◆ **Study material**
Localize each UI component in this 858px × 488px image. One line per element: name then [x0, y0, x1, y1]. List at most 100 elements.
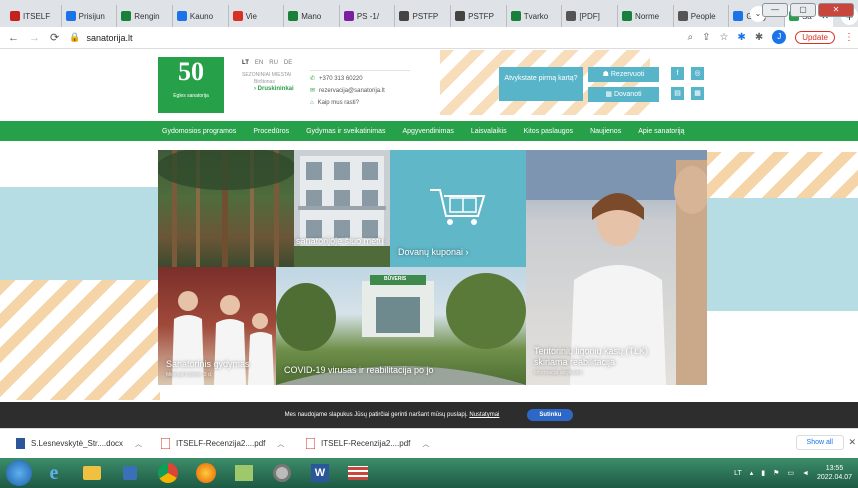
directions-link[interactable]: ⌂ Kaip mus rasti?	[310, 97, 410, 109]
email-contact[interactable]: ✉ rezervacija@sanatorija.lt	[310, 85, 410, 97]
download-item[interactable]: ITSELF-Recenzija2....pdf ︿	[161, 438, 306, 449]
close-window-button[interactable]: ✕	[818, 3, 854, 17]
tab-label: Mano	[301, 11, 322, 21]
forward-icon[interactable]: →	[29, 32, 40, 44]
photos-icon[interactable]	[228, 460, 260, 486]
tab-label: PSTFP	[412, 11, 439, 21]
browser-tab[interactable]: Tvarko	[507, 5, 563, 27]
browser-tab[interactable]: Mano	[284, 5, 340, 27]
phone-contact[interactable]: ✆ +370 313 60220	[310, 73, 410, 85]
browser-tab[interactable]: Rengin	[117, 5, 173, 27]
lang-lt[interactable]: LT	[242, 60, 249, 66]
season-towns: SEZONINIAI MIESTAI Birštonas › Druskinin…	[242, 72, 302, 93]
url-text: sanatorija.lt	[86, 32, 133, 43]
firefox-icon[interactable]	[190, 460, 222, 486]
clock[interactable]: 13:55 2022.04.07	[817, 464, 852, 482]
treatment-title: Sanatorinis gydymas	[166, 359, 250, 369]
close-icon[interactable]: ✕	[848, 437, 856, 448]
browser-tab[interactable]: Norme	[618, 5, 674, 27]
site-logo[interactable]: 50 Egles sanatorija	[158, 57, 224, 113]
url-field[interactable]: 🔒 sanatorija.lt	[69, 32, 132, 43]
lang-ru[interactable]: RU	[269, 60, 278, 66]
cookie-accept-button[interactable]: Sutinku	[527, 409, 574, 421]
browser-tab[interactable]: PSTFP	[395, 5, 452, 27]
browser-tab[interactable]: Vie	[229, 5, 285, 27]
start-button[interactable]	[6, 460, 32, 486]
tray-arrow-icon[interactable]: ▴	[750, 469, 754, 477]
zoom-icon[interactable]: ⌕	[687, 32, 693, 43]
season-town-birstonas[interactable]: Birštonas	[254, 79, 302, 86]
browser-tab[interactable]: People	[674, 5, 730, 27]
reload-icon[interactable]: ⟳	[50, 31, 59, 44]
minimize-button[interactable]: —	[762, 3, 788, 17]
facebook-icon[interactable]: f	[671, 67, 684, 80]
lang-en[interactable]: EN	[255, 60, 263, 66]
first-visit-button[interactable]: Atvykstate pirmą kartą?	[499, 67, 583, 101]
tab-favicon-icon	[121, 11, 132, 21]
lang-de[interactable]: DE	[284, 60, 292, 66]
nav-other-services[interactable]: Kitos paslaugos	[524, 128, 573, 135]
download-item[interactable]: S.Lesnevskytė_Str....docx ︿	[16, 438, 161, 449]
back-icon[interactable]: ←	[8, 32, 19, 44]
nav-treatment[interactable]: Gydymas ir sveikatinimas	[306, 128, 385, 135]
nav-programs[interactable]: Gydomosios programos	[162, 128, 236, 135]
tile-covid-caption: COVID-19 virusas ir reabilitacija po jo	[284, 365, 434, 375]
maximize-button[interactable]: ▢	[790, 3, 816, 17]
tile-building[interactable]: DUK: kaip organizuojama veikla sanatorij…	[294, 150, 390, 267]
battery-icon[interactable]: ▭	[787, 469, 794, 477]
tile-duk[interactable]	[158, 150, 294, 267]
browser-tab[interactable]: PSTFP	[451, 5, 507, 27]
nav-about[interactable]: Apie sanatoriją	[638, 128, 684, 135]
disc-icon[interactable]	[266, 460, 298, 486]
contact-info: ✆ +370 313 60220 ✉ rezervacija@sanatorija.…	[310, 70, 410, 109]
clock-time: 13:55	[825, 465, 844, 472]
update-button[interactable]: Update	[795, 30, 835, 44]
decorative-stripes-left	[0, 280, 160, 400]
flag-tray-icon[interactable]: ⚑	[773, 469, 779, 477]
tile-covid[interactable]: BŪVERIS COVID-19 virusas ir reabilitacij…	[276, 267, 526, 385]
nav-leisure[interactable]: Laisvalaikis	[471, 128, 507, 135]
instagram-icon[interactable]: ◎	[691, 67, 704, 80]
browser-tab[interactable]: Prisijun	[62, 5, 118, 27]
language-indicator[interactable]: LT	[734, 470, 742, 477]
file-explorer-icon[interactable]	[76, 460, 108, 486]
ie-icon[interactable]: e	[38, 460, 70, 486]
nav-procedures[interactable]: Procedūros	[253, 128, 289, 135]
browser-tab[interactable]: [PDF]	[562, 5, 619, 27]
reserve-icon: ☗	[602, 71, 609, 78]
network-icon[interactable]: ▮	[761, 469, 765, 477]
cookie-settings-link[interactable]: Nustatymai	[469, 412, 499, 418]
tile-tlk[interactable]: Teritorinių ligonių kasų (TLK) skiriama …	[526, 150, 707, 385]
chevron-up-icon[interactable]: ︿	[135, 439, 142, 449]
volume-icon[interactable]: ◄	[802, 470, 809, 477]
flag-icon[interactable]	[342, 460, 374, 486]
browser-tab[interactable]: ITSELF	[6, 5, 62, 27]
season-town-druskininkai[interactable]: › Druskininkai	[254, 86, 302, 93]
chevron-up-icon[interactable]: ︿	[277, 439, 284, 449]
nav-news[interactable]: Naujienos	[590, 128, 621, 135]
tile-gift-vouchers[interactable]: Dovanų kuponai ›	[390, 150, 526, 267]
share-icon[interactable]: ⇪	[702, 32, 710, 43]
extensions-puzzle-icon[interactable]: ✱	[755, 32, 763, 43]
mail-icon: ✉	[310, 88, 316, 94]
reserve-button[interactable]: ☗ Rezervuoti	[588, 67, 659, 82]
chrome-icon[interactable]	[152, 460, 184, 486]
system-tray: LT ▴ ▮ ⚑ ▭ ◄ 13:55 2022.04.07	[734, 464, 852, 482]
address-bar-actions: ⌕ ⇪ ☆ ✱ ✱ J Update ⋮	[687, 30, 854, 44]
browser-tab[interactable]: PS -1/	[340, 5, 396, 27]
download-item[interactable]: ITSELF-Recenzija2....pdf ︿	[306, 438, 451, 449]
extension-icon[interactable]: ✱	[737, 32, 745, 43]
menu-icon[interactable]: ⋮	[844, 32, 854, 43]
word-icon[interactable]: W	[304, 460, 336, 486]
gift-button[interactable]: ▦ Dovanoti	[588, 87, 659, 102]
calendar-icon[interactable]: ▦	[691, 87, 704, 100]
nav-accommodation[interactable]: Apgyvendinimas	[402, 128, 453, 135]
tile-treatment[interactable]: Sanatorinis gydymas Minimali trukmė: 3 d…	[158, 267, 276, 385]
profile-avatar[interactable]: J	[772, 30, 787, 44]
bookmark-star-icon[interactable]: ☆	[719, 32, 728, 43]
browser-tab[interactable]: Kauno	[173, 5, 229, 27]
chevron-up-icon[interactable]: ︿	[422, 439, 429, 449]
gift-card-icon[interactable]: ▤	[671, 87, 684, 100]
media-player-icon[interactable]	[114, 460, 146, 486]
show-all-downloads-button[interactable]: Show all	[795, 435, 844, 450]
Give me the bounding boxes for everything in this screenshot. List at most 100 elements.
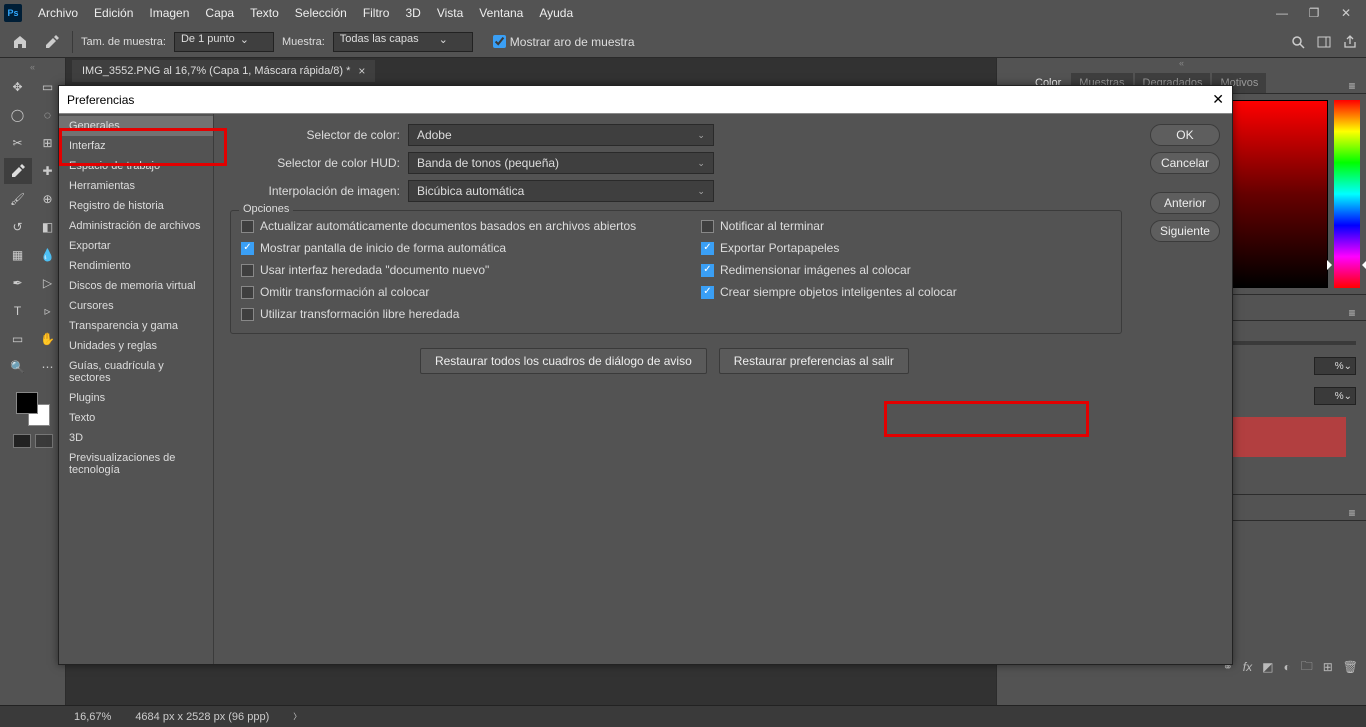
options-bar: Tam. de muestra: De 1 punto ⌄ Muestra: T… [0, 26, 1366, 58]
sidebar-item-scratch[interactable]: Discos de memoria virtual [59, 276, 213, 296]
check-skip-transform[interactable]: Omitir transformación al colocar [241, 285, 661, 299]
menu-bar: Ps Archivo Edición Imagen Capa Texto Sel… [0, 0, 1366, 26]
gradient-tool[interactable]: ▦ [4, 242, 32, 268]
sidebar-item-performance[interactable]: Rendimiento [59, 256, 213, 276]
foreground-color[interactable] [16, 392, 38, 414]
sidebar-item-cursors[interactable]: Cursores [59, 296, 213, 316]
percent-field-1[interactable]: % ⌄ [1314, 357, 1356, 375]
new-layer-icon[interactable]: ⊞ [1323, 660, 1333, 674]
quickmask-mode-button[interactable] [35, 434, 53, 448]
sidebar-item-techpreview[interactable]: Previsualizaciones de tecnología [59, 448, 213, 480]
check-resize-place[interactable]: Redimensionar imágenes al colocar [701, 263, 957, 277]
select-color-picker[interactable]: Adobe⌄ [408, 124, 714, 146]
sidebar-item-history[interactable]: Registro de historia [59, 196, 213, 216]
check-auto-update[interactable]: Actualizar automáticamente documentos ba… [241, 219, 661, 233]
mask-icon[interactable]: ◩ [1262, 660, 1273, 674]
sidebar-item-plugins[interactable]: Plugins [59, 388, 213, 408]
history-brush-tool[interactable]: ↺ [4, 214, 32, 240]
ok-button[interactable]: OK [1150, 124, 1220, 146]
check-export-clipboard[interactable]: Exportar Portapapeles [701, 241, 957, 255]
menu-view[interactable]: Vista [429, 0, 471, 26]
sample-select[interactable]: Todas las capas ⌄ [333, 32, 473, 52]
select-interpolation[interactable]: Bicúbica automática⌄ [408, 180, 714, 202]
prefs-sidebar: Generales Interfaz Espacio de trabajo He… [59, 114, 214, 664]
sidebar-item-generales[interactable]: Generales [59, 116, 213, 136]
shape-tool[interactable]: ▭ [4, 326, 32, 352]
dialog-titlebar: Preferencias ✕ [59, 86, 1232, 114]
sidebar-item-guides[interactable]: Guías, cuadrícula y sectores [59, 356, 213, 388]
hue-slider[interactable] [1334, 100, 1360, 288]
window-maximize[interactable]: ❐ [1298, 0, 1330, 26]
reset-on-quit-button[interactable]: Restaurar preferencias al salir [719, 348, 909, 374]
type-tool[interactable]: T [4, 298, 32, 324]
color-swatches[interactable] [14, 390, 52, 428]
menu-select[interactable]: Selección [287, 0, 355, 26]
prev-button[interactable]: Anterior [1150, 192, 1220, 214]
sample-label: Muestra: [282, 36, 325, 48]
trash-icon[interactable]: 🗑 [1343, 660, 1358, 674]
check-notify-done[interactable]: Notificar al terminar [701, 219, 957, 233]
highlight-reset-on-quit [884, 401, 1089, 437]
panel-menu-icon[interactable]: ≡ [1342, 506, 1362, 520]
sidebar-item-workspace[interactable]: Espacio de trabajo [59, 156, 213, 176]
menu-filter[interactable]: Filtro [355, 0, 398, 26]
next-button[interactable]: Siguiente [1150, 220, 1220, 242]
crop-tool[interactable]: ✂ [4, 130, 32, 156]
sidebar-item-3d[interactable]: 3D [59, 428, 213, 448]
check-legacy-newdoc[interactable]: Usar interfaz heredada "documento nuevo" [241, 263, 661, 277]
eyedropper-tool-icon[interactable] [40, 30, 64, 54]
standard-mode-button[interactable] [13, 434, 31, 448]
eyedropper-tool[interactable] [4, 158, 32, 184]
label-color-picker: Selector de color: [230, 128, 400, 142]
check-home-screen[interactable]: Mostrar pantalla de inicio de forma auto… [241, 241, 661, 255]
sample-size-select[interactable]: De 1 punto ⌄ [174, 32, 274, 52]
menu-layer[interactable]: Capa [197, 0, 242, 26]
sidebar-item-tools[interactable]: Herramientas [59, 176, 213, 196]
status-dimensions: 4684 px x 2528 px (96 ppp) [135, 711, 269, 723]
dialog-close-button[interactable]: ✕ [1212, 91, 1224, 108]
options-group: Opciones Actualizar automáticamente docu… [230, 210, 1122, 334]
window-minimize[interactable]: — [1266, 0, 1298, 26]
prefs-main-pane: Selector de color: Adobe⌄ Selector de co… [214, 114, 1138, 664]
sidebar-item-transparency[interactable]: Transparencia y gama [59, 316, 213, 336]
percent-field-2[interactable]: % ⌄ [1314, 387, 1356, 405]
brush-tool[interactable]: 🖌 [4, 186, 32, 212]
sidebar-item-text[interactable]: Texto [59, 408, 213, 428]
menu-file[interactable]: Archivo [30, 0, 86, 26]
sidebar-item-filehandling[interactable]: Administración de archivos [59, 216, 213, 236]
check-legacy-freetransform[interactable]: Utilizar transformación libre heredada [241, 307, 661, 321]
sidebar-item-units[interactable]: Unidades y reglas [59, 336, 213, 356]
prefs-right-buttons: OK Cancelar Anterior Siguiente [1138, 114, 1232, 664]
menu-edit[interactable]: Edición [86, 0, 141, 26]
search-icon[interactable] [1290, 34, 1306, 50]
layout-icon[interactable] [1316, 34, 1332, 50]
lasso-tool[interactable]: ◯ [4, 102, 32, 128]
pen-tool[interactable]: ✒ [4, 270, 32, 296]
label-hud-picker: Selector de color HUD: [230, 156, 400, 170]
sidebar-item-interfaz[interactable]: Interfaz [59, 136, 213, 156]
share-icon[interactable] [1342, 34, 1358, 50]
reset-warnings-button[interactable]: Restaurar todos los cuadros de diálogo d… [420, 348, 707, 374]
cancel-button[interactable]: Cancelar [1150, 152, 1220, 174]
select-hud-picker[interactable]: Banda de tonos (pequeña)⌄ [408, 152, 714, 174]
window-close[interactable]: ✕ [1330, 0, 1362, 26]
menu-3d[interactable]: 3D [397, 0, 428, 26]
folder-icon[interactable]: 🗀 [1301, 657, 1313, 678]
menu-text[interactable]: Texto [242, 0, 287, 26]
panel-menu-icon[interactable]: ≡ [1342, 306, 1362, 320]
menu-help[interactable]: Ayuda [531, 0, 581, 26]
status-zoom[interactable]: 16,67% [74, 711, 111, 723]
fx-icon[interactable]: fx [1243, 660, 1252, 674]
move-tool[interactable]: ✥ [4, 74, 32, 100]
zoom-tool[interactable]: 🔍 [4, 354, 32, 380]
menu-window[interactable]: Ventana [471, 0, 531, 26]
panel-menu-icon[interactable]: ≡ [1342, 79, 1362, 93]
home-icon[interactable] [8, 30, 32, 54]
adjustment-icon[interactable]: ◐ [1283, 660, 1290, 674]
show-ring-checkbox[interactable]: Mostrar aro de muestra [493, 35, 635, 49]
document-tab[interactable]: IMG_3552.PNG al 16,7% (Capa 1, Máscara r… [72, 60, 375, 82]
sidebar-item-export[interactable]: Exportar [59, 236, 213, 256]
close-tab-icon[interactable]: × [358, 64, 365, 78]
menu-image[interactable]: Imagen [141, 0, 197, 26]
check-smart-objects[interactable]: Crear siempre objetos inteligentes al co… [701, 285, 957, 299]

◆ **How to complete this task**
Copy, from the material above, each line in which the string "PSTFP" occurs.

◆ **Written reply**
tab-label: PSTFP	[412, 11, 439, 21]
browser-tab[interactable]: PSTFP	[395, 5, 452, 27]
browser-tab[interactable]: PSTFP	[451, 5, 507, 27]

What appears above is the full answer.